* Records to use:
════════
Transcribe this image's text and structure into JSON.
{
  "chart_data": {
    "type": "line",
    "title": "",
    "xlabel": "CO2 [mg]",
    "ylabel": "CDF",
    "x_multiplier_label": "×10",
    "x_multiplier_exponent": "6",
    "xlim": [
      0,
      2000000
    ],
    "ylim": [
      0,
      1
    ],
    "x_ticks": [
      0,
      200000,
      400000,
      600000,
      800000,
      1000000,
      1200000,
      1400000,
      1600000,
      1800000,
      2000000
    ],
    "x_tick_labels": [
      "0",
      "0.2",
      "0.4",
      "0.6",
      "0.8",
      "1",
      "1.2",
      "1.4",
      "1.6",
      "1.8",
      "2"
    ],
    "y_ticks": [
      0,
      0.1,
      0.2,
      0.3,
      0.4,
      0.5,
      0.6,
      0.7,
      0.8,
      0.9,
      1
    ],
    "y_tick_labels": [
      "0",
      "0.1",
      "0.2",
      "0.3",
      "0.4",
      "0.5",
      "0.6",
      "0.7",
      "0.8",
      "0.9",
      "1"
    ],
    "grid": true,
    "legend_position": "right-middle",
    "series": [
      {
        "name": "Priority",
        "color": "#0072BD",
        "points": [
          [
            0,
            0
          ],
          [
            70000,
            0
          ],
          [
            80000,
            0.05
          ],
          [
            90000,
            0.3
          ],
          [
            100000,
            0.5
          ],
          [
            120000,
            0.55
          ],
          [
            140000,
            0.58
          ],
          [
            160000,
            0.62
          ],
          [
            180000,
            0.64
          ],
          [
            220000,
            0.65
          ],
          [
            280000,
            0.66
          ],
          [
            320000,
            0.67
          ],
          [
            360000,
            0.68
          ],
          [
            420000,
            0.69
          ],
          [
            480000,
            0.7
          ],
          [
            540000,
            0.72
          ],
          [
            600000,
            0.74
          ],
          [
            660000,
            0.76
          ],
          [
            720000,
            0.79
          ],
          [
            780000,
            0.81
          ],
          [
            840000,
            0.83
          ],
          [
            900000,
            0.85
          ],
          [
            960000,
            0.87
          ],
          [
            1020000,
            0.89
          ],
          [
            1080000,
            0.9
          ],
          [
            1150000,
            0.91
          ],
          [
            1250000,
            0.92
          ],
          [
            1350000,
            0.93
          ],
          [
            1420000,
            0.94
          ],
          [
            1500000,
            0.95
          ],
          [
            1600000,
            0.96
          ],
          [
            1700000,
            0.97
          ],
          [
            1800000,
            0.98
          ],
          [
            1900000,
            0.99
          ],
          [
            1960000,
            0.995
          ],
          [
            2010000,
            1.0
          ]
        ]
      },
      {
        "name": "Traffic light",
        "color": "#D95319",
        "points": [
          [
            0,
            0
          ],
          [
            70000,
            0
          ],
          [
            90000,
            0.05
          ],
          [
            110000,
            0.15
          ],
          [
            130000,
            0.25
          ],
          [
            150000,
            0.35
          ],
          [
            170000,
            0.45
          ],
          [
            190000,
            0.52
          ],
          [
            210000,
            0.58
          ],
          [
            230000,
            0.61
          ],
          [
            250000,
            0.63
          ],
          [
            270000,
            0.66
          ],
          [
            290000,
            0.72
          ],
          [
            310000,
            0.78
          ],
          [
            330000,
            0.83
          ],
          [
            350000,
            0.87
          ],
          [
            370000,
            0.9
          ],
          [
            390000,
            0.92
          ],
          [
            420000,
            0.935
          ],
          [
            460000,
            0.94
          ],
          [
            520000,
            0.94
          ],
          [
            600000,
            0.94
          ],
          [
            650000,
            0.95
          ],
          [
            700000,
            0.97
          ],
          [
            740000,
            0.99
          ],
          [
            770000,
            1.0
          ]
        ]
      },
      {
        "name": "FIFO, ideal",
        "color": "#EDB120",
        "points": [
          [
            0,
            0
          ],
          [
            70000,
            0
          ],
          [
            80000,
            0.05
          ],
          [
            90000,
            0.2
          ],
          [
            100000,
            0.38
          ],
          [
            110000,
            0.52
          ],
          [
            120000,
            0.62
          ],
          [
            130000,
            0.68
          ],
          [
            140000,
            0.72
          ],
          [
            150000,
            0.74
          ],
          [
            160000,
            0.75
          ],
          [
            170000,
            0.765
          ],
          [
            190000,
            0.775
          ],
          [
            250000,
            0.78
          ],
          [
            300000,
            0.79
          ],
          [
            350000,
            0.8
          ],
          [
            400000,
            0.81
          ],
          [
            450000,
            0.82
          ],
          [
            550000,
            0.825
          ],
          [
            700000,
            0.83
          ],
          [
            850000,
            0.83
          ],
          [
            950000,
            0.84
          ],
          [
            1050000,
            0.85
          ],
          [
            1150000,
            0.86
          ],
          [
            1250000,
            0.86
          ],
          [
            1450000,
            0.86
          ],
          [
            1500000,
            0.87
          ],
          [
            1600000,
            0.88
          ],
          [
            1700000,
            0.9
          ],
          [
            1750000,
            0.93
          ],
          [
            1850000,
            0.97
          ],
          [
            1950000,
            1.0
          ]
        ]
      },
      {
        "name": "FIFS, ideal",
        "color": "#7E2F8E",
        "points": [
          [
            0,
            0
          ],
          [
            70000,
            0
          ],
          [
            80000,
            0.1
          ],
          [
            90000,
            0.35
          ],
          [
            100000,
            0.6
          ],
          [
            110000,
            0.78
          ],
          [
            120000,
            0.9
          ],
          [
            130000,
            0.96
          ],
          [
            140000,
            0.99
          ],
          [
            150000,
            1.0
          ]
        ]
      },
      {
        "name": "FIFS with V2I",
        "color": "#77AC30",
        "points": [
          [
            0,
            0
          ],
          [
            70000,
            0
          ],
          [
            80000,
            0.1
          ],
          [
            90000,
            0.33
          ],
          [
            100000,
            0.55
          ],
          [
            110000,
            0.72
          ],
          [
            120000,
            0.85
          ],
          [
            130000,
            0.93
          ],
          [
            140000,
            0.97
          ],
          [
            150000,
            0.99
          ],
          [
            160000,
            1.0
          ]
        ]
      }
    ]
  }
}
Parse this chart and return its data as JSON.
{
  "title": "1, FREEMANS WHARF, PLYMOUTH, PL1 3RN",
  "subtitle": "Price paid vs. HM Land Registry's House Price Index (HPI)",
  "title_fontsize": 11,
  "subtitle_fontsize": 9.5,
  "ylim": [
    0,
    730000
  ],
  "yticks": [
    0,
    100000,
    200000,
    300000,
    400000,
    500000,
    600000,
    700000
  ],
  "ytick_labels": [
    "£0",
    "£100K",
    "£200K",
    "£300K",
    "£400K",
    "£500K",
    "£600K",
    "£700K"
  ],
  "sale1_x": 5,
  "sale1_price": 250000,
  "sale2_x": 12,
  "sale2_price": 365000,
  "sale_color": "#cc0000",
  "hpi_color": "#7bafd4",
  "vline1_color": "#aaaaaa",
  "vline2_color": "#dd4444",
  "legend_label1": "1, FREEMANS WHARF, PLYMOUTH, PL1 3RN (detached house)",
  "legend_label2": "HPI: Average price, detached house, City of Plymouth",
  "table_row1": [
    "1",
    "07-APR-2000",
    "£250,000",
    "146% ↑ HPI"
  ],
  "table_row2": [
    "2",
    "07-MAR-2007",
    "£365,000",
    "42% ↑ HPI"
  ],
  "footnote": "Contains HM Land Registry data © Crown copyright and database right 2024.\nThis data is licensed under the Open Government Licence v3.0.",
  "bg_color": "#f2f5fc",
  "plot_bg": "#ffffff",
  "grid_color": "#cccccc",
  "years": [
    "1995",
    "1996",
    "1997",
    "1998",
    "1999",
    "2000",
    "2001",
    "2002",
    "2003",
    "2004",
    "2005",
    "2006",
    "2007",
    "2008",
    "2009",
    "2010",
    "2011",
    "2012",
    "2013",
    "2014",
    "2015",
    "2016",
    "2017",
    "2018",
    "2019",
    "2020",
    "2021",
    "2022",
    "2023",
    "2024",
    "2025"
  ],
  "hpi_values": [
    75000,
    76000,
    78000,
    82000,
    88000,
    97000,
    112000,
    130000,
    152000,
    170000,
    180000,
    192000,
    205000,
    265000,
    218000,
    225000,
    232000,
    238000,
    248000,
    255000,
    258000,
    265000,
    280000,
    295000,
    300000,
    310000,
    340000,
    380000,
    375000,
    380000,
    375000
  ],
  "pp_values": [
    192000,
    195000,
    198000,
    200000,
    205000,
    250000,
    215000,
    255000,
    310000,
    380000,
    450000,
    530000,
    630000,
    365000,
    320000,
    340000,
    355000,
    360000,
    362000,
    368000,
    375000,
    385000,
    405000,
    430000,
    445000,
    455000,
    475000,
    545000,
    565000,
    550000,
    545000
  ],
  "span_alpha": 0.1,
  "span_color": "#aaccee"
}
════════
* Description of the task:
Extract all lines of the records above that include "detached".

* Written response:
  "legend_label1": "1, FREEMANS WHARF, PLYMOUTH, PL1 3RN (detached house)",
  "legend_label2": "HPI: Average price, detached house, City of Plymouth",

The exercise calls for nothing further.